Work required –
Return all lines where the word "image" can be found.
====== Data rows ======
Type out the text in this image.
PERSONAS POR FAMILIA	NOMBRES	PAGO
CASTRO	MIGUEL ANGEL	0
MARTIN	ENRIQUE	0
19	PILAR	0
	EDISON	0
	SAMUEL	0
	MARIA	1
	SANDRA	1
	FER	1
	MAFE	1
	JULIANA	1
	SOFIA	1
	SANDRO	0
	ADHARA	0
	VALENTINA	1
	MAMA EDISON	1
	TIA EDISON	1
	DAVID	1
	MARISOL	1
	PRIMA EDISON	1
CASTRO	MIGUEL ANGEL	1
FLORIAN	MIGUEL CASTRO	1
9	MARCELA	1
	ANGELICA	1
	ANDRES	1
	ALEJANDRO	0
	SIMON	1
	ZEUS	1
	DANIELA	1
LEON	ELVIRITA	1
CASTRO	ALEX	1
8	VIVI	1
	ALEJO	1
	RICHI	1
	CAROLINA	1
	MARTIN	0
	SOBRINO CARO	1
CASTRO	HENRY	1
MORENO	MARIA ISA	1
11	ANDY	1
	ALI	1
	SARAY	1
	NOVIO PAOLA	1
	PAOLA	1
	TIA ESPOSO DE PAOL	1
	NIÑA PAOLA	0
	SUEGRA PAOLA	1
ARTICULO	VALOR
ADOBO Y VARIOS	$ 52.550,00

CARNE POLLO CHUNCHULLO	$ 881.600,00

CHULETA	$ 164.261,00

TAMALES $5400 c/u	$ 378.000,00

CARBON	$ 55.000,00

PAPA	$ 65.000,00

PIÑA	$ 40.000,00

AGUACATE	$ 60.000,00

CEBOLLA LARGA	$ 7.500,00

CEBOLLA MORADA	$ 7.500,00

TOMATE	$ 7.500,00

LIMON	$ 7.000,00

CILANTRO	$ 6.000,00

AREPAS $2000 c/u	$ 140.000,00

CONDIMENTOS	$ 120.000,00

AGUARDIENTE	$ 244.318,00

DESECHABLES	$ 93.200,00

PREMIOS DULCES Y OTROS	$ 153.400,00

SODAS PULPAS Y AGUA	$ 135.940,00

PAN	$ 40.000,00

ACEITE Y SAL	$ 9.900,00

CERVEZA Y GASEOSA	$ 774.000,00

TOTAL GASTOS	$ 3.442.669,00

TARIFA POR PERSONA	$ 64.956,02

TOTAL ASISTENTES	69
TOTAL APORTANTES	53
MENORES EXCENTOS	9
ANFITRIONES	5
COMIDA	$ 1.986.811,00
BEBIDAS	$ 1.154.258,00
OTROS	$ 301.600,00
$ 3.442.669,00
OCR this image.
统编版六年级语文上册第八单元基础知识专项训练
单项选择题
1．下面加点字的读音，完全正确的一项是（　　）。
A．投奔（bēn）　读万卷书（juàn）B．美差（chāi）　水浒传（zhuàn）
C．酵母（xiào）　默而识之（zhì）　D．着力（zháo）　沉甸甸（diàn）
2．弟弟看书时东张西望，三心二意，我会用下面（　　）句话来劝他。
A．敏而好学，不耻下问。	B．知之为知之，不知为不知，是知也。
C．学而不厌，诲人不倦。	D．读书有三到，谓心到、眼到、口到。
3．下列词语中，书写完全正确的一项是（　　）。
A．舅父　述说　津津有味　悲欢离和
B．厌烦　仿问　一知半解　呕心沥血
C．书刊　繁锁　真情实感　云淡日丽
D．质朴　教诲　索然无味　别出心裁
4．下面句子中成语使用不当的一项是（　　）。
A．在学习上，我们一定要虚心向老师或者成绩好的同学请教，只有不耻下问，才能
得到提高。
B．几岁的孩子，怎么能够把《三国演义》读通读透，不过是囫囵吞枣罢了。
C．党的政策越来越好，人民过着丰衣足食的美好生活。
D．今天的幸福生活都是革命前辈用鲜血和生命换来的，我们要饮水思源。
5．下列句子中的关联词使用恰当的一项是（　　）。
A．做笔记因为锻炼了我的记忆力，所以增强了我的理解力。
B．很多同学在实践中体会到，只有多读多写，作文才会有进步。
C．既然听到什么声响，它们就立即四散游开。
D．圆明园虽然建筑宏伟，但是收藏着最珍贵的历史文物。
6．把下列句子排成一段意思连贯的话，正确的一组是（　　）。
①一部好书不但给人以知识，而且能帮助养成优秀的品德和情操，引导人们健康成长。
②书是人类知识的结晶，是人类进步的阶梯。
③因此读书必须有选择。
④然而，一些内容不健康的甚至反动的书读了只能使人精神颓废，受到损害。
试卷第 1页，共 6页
======
Final result –
Type out the text in this image.
OCR this image.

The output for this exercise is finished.